- _THE REQUEST_
Locate and copy each line in the data that contains the word "type".

start GIVEN INFORMATION

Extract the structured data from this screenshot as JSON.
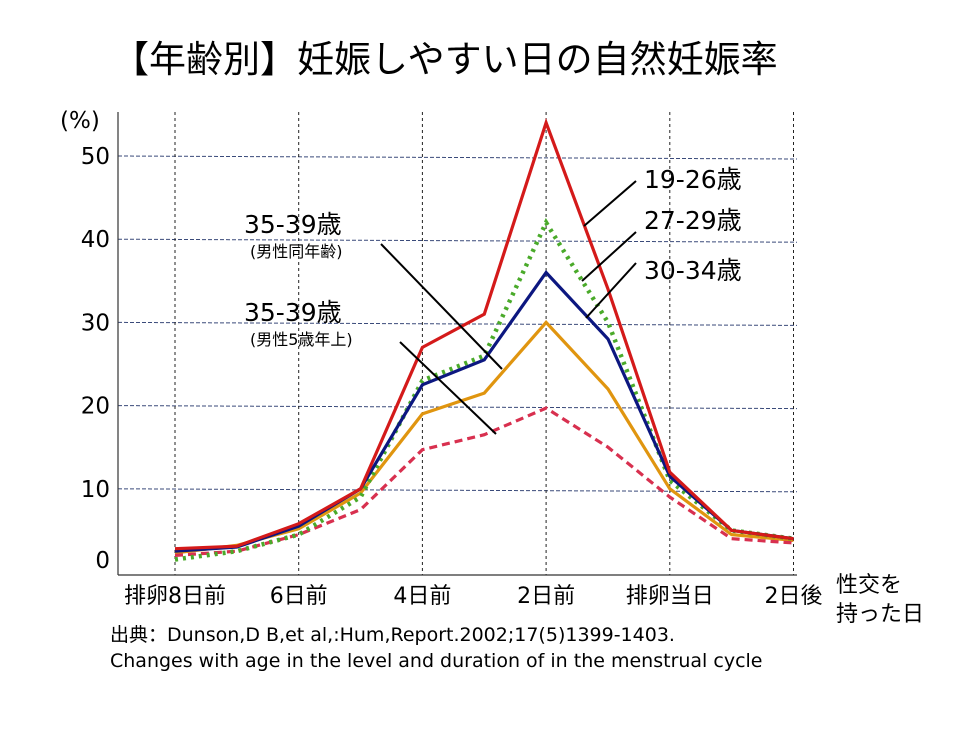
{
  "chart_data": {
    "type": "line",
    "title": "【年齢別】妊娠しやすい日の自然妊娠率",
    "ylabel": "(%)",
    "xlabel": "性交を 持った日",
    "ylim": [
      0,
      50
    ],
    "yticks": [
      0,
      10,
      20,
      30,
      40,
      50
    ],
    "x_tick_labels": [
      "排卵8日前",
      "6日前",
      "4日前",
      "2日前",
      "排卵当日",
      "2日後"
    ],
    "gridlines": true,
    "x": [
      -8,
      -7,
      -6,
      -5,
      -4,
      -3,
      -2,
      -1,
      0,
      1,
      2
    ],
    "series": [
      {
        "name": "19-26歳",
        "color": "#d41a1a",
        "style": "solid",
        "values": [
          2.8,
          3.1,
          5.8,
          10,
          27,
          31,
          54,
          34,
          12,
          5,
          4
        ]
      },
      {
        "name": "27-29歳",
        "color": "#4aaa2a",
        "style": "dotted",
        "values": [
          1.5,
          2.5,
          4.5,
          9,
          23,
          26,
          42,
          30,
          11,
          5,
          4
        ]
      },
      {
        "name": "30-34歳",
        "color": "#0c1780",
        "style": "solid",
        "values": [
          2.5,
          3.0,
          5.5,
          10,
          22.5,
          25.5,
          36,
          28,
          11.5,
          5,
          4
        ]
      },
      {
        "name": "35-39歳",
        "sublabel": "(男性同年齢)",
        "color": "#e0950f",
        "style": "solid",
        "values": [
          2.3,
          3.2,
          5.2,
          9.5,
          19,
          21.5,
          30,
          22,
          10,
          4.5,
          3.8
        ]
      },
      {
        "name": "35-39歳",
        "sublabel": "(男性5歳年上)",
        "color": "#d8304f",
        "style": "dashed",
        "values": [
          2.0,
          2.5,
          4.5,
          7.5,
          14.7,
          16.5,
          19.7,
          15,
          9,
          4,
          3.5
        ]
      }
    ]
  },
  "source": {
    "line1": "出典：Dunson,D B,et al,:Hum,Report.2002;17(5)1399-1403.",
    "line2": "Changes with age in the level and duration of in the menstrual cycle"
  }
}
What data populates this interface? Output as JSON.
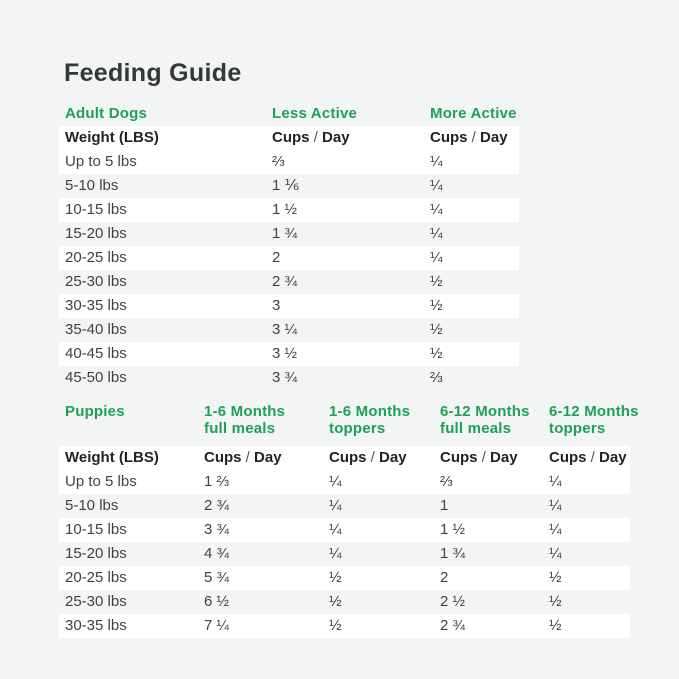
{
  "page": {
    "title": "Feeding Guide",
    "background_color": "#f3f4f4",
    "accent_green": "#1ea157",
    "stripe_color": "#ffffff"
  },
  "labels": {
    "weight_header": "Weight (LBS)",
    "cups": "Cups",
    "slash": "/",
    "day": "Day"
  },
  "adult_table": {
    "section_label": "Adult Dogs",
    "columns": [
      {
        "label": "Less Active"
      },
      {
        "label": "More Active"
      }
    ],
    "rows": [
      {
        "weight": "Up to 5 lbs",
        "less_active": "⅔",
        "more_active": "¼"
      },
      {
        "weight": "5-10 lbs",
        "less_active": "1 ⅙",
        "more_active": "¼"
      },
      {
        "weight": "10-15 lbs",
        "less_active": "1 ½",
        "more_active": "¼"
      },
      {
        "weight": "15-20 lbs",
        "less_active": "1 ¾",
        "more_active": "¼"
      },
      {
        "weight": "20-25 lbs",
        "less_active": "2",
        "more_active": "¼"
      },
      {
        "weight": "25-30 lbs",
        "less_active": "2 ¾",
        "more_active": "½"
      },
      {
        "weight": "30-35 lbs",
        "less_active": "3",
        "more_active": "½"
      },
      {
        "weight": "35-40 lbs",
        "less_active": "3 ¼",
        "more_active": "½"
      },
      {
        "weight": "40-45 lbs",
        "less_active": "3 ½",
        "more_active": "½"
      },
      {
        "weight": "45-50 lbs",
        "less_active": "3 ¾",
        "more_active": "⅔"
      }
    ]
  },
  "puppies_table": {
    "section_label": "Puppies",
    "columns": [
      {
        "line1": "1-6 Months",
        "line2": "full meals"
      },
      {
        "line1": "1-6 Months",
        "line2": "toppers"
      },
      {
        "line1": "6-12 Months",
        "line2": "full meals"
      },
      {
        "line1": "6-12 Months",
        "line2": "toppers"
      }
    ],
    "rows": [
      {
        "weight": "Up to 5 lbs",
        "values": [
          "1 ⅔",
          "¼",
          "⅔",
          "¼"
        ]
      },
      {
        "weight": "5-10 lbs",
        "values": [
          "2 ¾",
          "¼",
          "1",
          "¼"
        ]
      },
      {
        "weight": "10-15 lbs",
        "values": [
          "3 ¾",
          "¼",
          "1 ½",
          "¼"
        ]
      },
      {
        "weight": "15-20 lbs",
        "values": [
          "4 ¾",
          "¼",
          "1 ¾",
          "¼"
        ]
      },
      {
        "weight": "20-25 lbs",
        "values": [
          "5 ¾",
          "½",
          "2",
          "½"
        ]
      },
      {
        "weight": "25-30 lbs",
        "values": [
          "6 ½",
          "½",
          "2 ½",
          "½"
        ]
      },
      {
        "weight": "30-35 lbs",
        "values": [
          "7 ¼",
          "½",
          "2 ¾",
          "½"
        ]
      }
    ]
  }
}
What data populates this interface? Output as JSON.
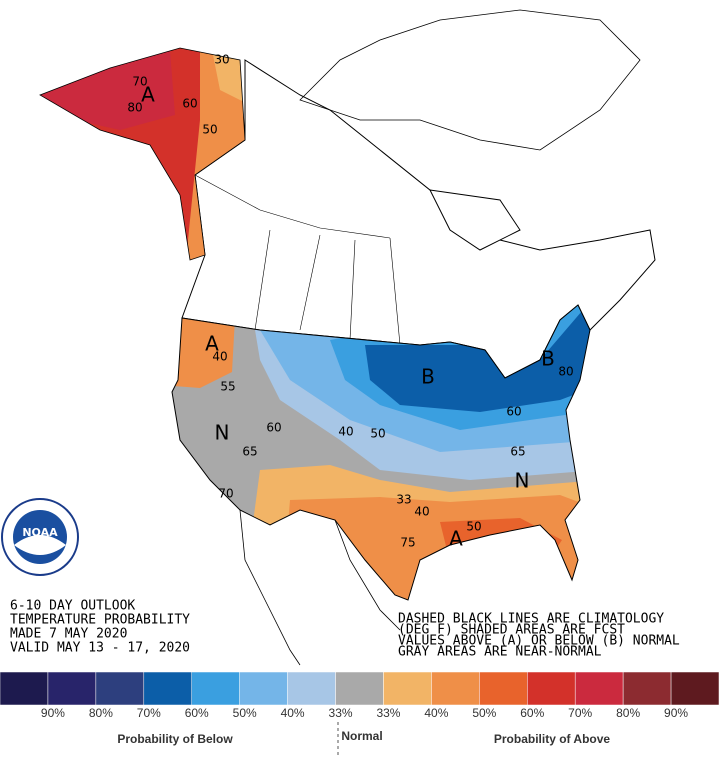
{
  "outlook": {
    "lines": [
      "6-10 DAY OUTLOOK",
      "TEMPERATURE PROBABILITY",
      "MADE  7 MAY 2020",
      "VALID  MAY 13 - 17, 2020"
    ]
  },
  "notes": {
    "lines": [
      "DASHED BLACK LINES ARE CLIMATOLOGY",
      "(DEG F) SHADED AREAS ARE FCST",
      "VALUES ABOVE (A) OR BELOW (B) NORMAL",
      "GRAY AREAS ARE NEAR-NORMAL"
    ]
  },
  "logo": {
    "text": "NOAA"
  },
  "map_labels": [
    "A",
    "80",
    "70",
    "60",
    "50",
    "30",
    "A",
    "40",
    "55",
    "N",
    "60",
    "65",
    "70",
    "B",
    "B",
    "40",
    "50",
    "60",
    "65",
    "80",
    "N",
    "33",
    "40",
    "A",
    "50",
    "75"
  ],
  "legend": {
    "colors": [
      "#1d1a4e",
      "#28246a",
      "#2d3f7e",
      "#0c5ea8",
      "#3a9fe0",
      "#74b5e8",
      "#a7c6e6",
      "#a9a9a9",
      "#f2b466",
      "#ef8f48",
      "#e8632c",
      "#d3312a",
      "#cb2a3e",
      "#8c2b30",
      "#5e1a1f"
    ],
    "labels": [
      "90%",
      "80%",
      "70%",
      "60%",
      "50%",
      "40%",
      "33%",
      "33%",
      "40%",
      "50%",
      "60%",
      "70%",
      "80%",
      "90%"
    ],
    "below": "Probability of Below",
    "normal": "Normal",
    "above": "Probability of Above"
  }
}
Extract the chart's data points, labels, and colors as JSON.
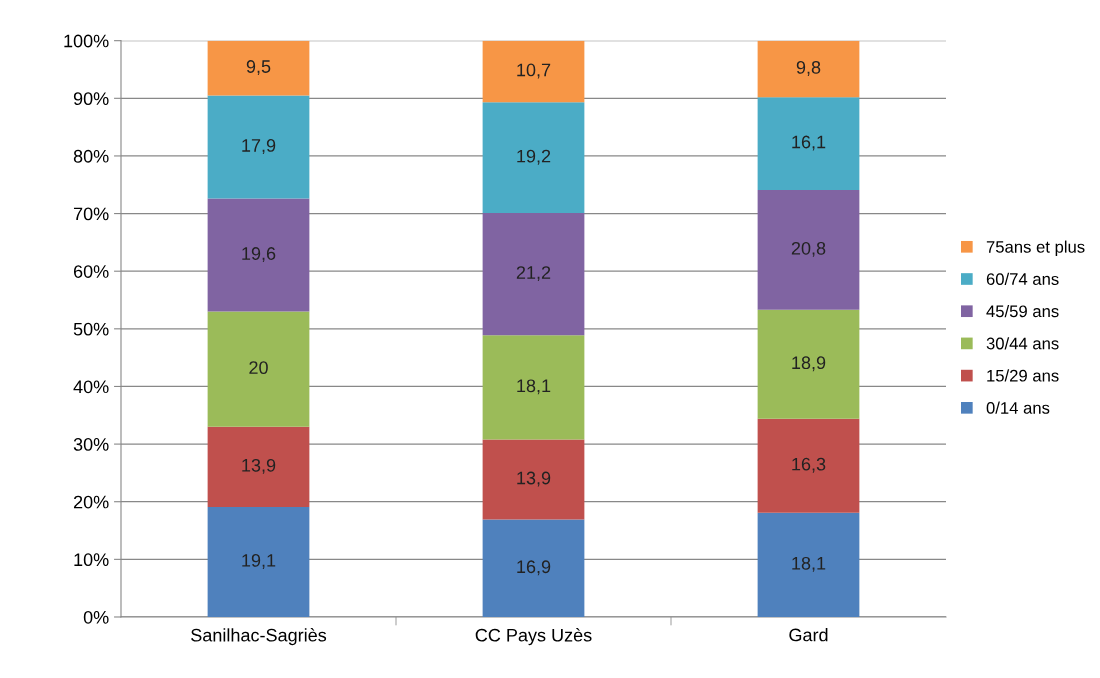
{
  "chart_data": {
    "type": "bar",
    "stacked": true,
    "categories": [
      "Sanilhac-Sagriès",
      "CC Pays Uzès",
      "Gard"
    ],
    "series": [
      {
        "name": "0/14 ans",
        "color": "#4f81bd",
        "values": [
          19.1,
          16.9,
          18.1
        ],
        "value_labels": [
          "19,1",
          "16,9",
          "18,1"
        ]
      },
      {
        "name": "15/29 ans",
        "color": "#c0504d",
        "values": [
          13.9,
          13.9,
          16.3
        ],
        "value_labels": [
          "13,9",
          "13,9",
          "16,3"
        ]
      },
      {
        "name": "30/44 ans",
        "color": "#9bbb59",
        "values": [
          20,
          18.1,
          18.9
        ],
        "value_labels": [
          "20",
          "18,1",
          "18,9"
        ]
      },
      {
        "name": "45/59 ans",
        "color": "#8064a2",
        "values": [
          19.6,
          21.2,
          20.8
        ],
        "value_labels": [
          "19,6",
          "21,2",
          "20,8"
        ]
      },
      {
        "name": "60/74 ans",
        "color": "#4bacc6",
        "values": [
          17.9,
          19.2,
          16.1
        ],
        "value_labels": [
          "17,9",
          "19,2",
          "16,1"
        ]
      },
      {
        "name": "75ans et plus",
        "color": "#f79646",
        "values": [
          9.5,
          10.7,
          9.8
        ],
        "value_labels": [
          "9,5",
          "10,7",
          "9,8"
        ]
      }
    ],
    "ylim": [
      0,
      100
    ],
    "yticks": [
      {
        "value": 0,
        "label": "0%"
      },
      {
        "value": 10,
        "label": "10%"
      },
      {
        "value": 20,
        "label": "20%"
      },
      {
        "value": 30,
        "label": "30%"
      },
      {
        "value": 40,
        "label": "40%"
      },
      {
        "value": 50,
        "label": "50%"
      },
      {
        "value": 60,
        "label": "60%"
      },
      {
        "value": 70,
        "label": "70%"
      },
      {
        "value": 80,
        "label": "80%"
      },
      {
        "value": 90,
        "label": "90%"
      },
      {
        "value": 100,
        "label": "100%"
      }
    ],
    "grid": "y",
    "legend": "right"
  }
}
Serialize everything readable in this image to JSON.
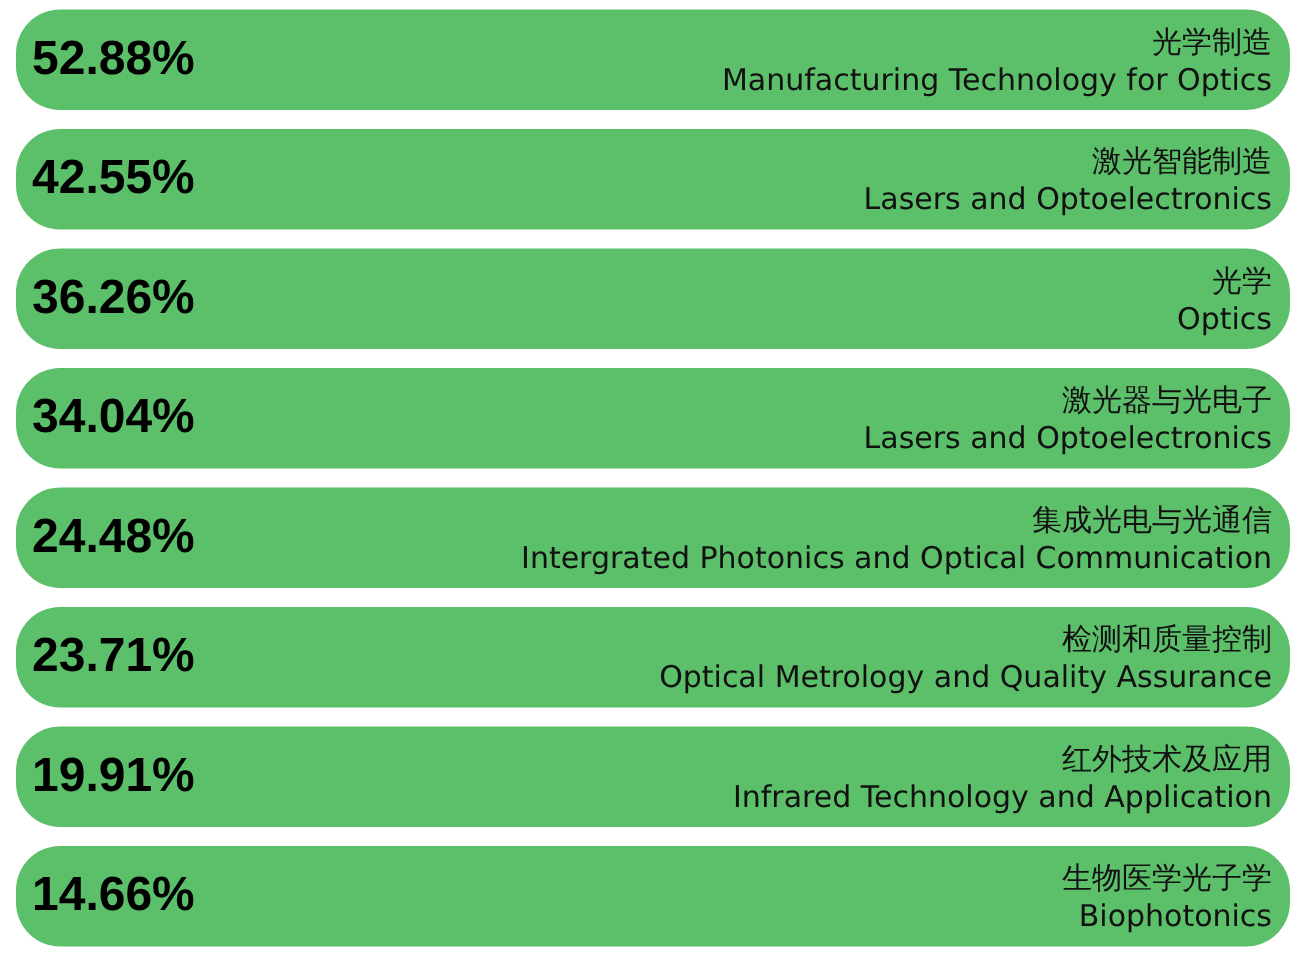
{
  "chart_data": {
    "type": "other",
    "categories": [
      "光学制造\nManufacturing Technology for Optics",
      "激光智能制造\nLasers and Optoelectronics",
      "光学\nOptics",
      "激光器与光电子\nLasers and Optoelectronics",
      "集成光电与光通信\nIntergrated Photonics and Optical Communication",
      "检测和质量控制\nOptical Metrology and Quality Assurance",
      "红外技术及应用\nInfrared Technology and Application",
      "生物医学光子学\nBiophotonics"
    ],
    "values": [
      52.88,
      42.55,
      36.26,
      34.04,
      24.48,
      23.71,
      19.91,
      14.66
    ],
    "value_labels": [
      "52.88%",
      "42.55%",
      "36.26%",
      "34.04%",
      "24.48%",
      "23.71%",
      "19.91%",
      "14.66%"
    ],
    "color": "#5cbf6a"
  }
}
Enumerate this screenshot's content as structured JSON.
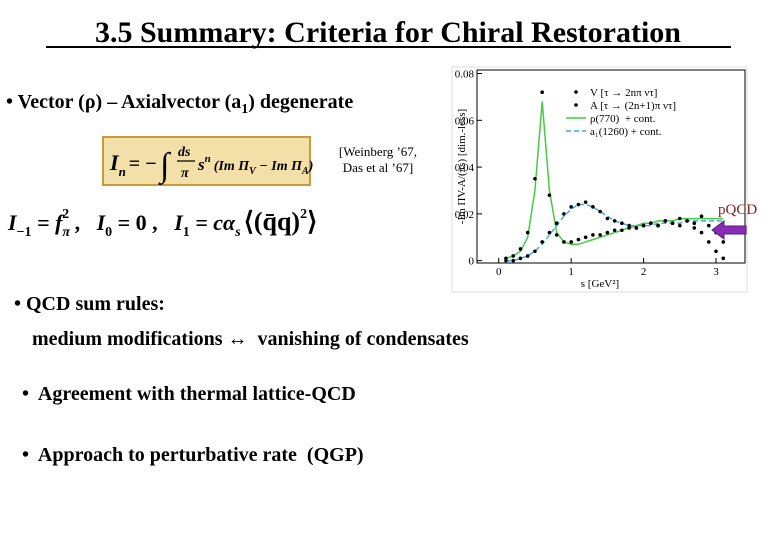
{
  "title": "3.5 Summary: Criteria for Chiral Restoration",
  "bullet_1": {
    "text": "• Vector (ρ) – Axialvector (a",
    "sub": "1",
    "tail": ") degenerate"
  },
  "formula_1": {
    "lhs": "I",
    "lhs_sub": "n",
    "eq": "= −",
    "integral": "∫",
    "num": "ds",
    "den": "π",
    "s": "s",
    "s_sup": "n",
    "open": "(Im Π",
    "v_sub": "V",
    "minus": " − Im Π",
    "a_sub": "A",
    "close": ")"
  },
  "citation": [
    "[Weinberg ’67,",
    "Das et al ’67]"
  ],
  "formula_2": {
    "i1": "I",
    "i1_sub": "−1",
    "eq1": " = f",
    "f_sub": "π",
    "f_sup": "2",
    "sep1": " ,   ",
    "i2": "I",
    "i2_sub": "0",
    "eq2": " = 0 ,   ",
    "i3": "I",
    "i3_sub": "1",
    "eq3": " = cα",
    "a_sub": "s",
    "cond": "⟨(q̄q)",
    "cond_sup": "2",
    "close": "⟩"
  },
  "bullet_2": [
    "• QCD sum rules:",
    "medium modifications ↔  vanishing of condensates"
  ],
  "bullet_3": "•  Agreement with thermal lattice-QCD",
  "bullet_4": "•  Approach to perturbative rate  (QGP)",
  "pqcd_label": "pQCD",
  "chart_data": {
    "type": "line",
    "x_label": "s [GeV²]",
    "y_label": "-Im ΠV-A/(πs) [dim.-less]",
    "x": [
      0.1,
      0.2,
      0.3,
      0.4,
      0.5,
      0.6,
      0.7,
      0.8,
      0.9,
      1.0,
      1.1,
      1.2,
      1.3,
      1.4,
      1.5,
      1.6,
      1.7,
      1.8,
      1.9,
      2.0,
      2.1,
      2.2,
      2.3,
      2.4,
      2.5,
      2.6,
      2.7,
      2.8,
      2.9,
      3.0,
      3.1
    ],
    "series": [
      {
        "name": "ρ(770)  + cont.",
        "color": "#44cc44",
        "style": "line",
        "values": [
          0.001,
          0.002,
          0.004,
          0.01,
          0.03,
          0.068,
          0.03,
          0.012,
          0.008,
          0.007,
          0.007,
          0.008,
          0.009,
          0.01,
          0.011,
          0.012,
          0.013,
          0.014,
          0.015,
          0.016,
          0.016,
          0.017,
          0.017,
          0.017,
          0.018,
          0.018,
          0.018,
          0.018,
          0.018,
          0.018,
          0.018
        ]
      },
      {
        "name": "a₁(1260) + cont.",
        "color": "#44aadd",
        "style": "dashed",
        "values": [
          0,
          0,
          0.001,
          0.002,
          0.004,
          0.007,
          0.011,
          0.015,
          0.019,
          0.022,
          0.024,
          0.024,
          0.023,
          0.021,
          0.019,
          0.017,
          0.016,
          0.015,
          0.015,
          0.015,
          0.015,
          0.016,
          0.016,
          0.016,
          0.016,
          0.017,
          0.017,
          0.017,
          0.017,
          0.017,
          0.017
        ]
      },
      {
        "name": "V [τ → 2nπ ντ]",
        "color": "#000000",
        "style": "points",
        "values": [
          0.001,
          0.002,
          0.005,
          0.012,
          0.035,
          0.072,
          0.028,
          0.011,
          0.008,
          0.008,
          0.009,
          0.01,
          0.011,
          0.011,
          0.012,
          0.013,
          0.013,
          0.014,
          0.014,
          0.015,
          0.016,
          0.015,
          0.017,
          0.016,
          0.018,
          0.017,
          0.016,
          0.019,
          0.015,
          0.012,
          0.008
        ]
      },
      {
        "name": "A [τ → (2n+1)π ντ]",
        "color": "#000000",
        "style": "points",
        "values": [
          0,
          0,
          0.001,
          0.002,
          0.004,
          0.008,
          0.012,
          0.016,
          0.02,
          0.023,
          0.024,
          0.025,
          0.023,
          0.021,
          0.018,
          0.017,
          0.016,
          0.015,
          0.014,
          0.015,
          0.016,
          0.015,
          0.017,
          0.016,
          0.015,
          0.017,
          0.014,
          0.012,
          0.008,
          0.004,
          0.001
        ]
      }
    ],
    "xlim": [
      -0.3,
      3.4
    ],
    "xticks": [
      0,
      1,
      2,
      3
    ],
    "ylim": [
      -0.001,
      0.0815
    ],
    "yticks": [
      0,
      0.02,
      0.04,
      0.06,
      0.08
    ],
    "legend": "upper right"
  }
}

end GIVEN INFORMATION

- _RESPONSE TO THIS TASK_
    "type": "line",
    "type": "bar",
    "type": "other",
    "type": "line",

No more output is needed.